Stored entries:
▼▼▼
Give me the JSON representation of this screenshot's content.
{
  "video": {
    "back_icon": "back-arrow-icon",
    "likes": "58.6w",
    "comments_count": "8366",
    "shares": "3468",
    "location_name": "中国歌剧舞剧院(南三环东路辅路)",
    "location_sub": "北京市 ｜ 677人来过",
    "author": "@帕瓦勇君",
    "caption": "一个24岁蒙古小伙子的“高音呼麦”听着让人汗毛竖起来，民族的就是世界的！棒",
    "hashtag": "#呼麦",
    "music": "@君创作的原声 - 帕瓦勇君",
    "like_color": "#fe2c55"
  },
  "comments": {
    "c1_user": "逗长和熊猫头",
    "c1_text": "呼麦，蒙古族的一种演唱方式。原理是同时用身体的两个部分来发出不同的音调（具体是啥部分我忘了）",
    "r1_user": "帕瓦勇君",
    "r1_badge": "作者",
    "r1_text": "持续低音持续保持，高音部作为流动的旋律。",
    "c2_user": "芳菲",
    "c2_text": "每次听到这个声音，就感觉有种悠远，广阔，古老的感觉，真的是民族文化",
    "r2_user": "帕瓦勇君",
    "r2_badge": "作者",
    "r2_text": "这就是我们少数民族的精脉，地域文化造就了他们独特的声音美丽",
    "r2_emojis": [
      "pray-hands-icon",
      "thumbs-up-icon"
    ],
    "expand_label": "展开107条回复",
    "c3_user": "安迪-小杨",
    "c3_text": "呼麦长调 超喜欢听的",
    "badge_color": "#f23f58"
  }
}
▲▲▲
PROBLEM DESCRIPTION: Copy out the whole listing exactly.

PROBLEM SOLUTION:
Give me the JSON representation of this screenshot's content.
{
  "video": {
    "back_icon": "back-arrow-icon",
    "likes": "58.6w",
    "comments_count": "8366",
    "shares": "3468",
    "location_name": "中国歌剧舞剧院(南三环东路辅路)",
    "location_sub": "北京市 ｜ 677人来过",
    "author": "@帕瓦勇君",
    "caption": "一个24岁蒙古小伙子的“高音呼麦”听着让人汗毛竖起来，民族的就是世界的！棒",
    "hashtag": "#呼麦",
    "music": "@君创作的原声 - 帕瓦勇君",
    "like_color": "#fe2c55"
  },
  "comments": {
    "c1_user": "逗长和熊猫头",
    "c1_text": "呼麦，蒙古族的一种演唱方式。原理是同时用身体的两个部分来发出不同的音调（具体是啥部分我忘了）",
    "r1_user": "帕瓦勇君",
    "r1_badge": "作者",
    "r1_text": "持续低音持续保持，高音部作为流动的旋律。",
    "c2_user": "芳菲",
    "c2_text": "每次听到这个声音，就感觉有种悠远，广阔，古老的感觉，真的是民族文化",
    "r2_user": "帕瓦勇君",
    "r2_badge": "作者",
    "r2_text": "这就是我们少数民族的精脉，地域文化造就了他们独特的声音美丽",
    "r2_emojis": [
      "pray-hands-icon",
      "thumbs-up-icon"
    ],
    "expand_label": "展开107条回复",
    "c3_user": "安迪-小杨",
    "c3_text": "呼麦长调 超喜欢听的",
    "badge_color": "#f23f58"
  }
}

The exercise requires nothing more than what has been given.